Table 15.6 Fluorescent detection reagents for imaging mitochondria and lysosomes.
Organic Dyes (e.g., MitoTracker and LysoTracker dyes) | BacMam-Based Fluorescent Proteins (e.g., CellLight reagents) | Antibodies | |
---|---|---|---|
How they work | Positively charged MitoTracker dyes localize to actively respiring mitochondria; weakly basic LysoTracker dyes accumulate in compartments with low pH. | Combine targeting sequence–fluorescent protein fusion with the transduction efficiency of BacMam to label organelles independently of function (i.e., pH, mitochondrial membrane potential). | Recognize specific target of interest (e.g., LAMP1, a lysosomal protein). |
Applications | Live-cell imaging applications; fixable and thus compatible with antibody-based imaging applications.* | Live-cell imaging applications; fixable and thus compatible with antibody-based imaging applications.*† | Imaging fixed cells or tissue. Compatible with labeling with MitoTracker, LysoTracker, and CellLight reagents. |
Typical workflow | Incubate cells with the MitoTracker or LysoTracker reagent for approximately 5–30 min. | The ready-to-use CellLight reagent is added to live cells, followed by an overnight incubation to allow for protein expression. | Cells are fixed and permeabilized, then incubated with the antibody for labeling, and visualized with a fluorescently labeled secondary antibody.‡ |
* Please consult the product manual or contact technical service for additional information on the fixability of these reagents. † With fluorescent protein constructs, anti-GFP or anti-RFP antibodies can be used to amplify fluorescence signals. ‡ Secondary antibody is required if the primary antibody is not directly labeled. |
For Research Use Only. Not for use in diagnostic procedures.

ASSIGNMENT
Decide whether each statement agrees with the table of reagents for imaging mitochondria and lysosomes: (a) LysoTracker dyes collect in compartments with low pH; (b) CellLight reagents are incubated with cells for about 5–30 minutes; (c) a secondary antibody is always required for antibody labeling. Answer yes or no for each, quoting the deciding words. The data that comes next is not needed for any task.

[Dataset items]
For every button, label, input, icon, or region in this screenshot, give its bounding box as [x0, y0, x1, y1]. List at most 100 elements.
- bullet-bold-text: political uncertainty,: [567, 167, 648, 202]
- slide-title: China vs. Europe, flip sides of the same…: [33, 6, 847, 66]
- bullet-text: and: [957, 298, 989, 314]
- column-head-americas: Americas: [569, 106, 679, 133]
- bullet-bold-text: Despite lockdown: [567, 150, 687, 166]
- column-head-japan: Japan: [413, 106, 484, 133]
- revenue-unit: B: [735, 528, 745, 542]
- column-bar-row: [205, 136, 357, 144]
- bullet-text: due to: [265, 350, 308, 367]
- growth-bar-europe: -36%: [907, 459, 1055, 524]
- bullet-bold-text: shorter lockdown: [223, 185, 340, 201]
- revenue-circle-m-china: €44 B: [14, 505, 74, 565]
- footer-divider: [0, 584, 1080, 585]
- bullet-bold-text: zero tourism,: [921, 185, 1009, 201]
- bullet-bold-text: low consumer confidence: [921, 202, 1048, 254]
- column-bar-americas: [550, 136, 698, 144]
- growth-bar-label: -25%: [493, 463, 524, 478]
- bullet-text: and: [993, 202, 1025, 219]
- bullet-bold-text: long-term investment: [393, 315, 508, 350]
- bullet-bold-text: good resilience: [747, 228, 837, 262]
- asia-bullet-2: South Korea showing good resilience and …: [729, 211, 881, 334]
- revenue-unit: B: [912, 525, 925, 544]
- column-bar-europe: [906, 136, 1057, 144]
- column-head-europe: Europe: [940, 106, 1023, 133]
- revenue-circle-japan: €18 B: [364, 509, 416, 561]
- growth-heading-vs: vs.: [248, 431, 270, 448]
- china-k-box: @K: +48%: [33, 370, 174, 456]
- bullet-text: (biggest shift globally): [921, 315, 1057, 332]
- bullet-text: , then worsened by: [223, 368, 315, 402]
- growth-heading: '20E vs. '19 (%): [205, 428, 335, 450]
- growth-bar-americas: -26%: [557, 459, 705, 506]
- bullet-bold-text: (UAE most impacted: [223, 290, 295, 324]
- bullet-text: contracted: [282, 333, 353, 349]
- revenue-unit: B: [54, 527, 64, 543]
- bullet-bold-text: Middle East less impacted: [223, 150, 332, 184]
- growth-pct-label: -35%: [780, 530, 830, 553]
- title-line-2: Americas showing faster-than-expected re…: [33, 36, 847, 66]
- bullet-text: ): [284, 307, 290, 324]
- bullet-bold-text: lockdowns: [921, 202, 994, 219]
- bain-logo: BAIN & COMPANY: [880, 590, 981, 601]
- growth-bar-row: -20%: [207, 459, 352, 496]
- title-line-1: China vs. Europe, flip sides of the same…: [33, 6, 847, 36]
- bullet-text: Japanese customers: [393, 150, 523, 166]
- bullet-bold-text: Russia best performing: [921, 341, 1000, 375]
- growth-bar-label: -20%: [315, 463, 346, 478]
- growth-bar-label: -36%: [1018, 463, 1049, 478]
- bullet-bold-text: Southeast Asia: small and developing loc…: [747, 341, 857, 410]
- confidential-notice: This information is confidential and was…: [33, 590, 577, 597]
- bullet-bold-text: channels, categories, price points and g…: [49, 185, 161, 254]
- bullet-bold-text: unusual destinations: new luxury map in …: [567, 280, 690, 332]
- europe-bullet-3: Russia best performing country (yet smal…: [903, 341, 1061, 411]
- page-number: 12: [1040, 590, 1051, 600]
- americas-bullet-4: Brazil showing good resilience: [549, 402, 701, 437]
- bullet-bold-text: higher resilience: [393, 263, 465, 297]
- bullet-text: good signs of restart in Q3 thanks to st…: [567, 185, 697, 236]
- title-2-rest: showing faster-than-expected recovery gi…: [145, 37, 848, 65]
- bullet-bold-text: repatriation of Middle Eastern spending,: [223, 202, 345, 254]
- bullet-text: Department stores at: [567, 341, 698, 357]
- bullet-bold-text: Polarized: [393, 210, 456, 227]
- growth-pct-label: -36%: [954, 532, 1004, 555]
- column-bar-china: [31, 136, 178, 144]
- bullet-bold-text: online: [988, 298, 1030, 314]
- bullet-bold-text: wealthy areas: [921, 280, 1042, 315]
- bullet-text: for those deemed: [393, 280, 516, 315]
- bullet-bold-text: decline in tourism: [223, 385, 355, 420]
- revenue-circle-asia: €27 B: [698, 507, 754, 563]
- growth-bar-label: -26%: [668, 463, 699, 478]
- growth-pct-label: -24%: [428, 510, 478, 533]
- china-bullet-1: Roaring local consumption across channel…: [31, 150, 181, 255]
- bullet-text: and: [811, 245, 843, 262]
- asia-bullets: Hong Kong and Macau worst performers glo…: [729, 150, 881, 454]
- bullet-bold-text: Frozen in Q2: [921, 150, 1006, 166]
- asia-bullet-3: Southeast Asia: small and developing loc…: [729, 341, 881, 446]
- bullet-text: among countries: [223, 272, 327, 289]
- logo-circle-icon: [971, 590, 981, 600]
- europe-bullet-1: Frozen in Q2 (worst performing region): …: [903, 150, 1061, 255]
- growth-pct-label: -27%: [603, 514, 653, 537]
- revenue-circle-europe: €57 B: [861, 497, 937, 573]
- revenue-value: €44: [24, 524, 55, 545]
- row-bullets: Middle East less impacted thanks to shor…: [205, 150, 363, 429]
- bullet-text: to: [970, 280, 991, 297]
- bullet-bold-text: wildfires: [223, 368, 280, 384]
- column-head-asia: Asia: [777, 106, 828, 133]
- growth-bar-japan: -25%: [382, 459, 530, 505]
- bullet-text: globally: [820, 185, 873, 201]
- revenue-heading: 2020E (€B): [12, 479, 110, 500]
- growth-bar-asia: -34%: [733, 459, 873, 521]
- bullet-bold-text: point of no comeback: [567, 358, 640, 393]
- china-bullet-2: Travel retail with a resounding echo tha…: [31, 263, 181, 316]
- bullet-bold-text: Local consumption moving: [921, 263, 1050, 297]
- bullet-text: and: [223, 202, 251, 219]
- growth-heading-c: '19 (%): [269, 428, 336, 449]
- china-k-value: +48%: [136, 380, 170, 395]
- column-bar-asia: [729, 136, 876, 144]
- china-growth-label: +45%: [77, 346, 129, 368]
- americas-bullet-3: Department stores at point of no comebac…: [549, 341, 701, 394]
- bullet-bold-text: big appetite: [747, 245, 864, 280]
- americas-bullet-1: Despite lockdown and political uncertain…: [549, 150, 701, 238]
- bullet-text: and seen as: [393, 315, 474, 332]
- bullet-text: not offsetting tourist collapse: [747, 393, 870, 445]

WRITTEN SOLUTION
(a) Yes: "weakly basic LysoTracker dyes accumulate in compartments with low pH"
(b) No: "followed by an overnight incubation to allow for protein expression"
(c) No: "Secondary antibody is required if the primary antibody is not directly labeled."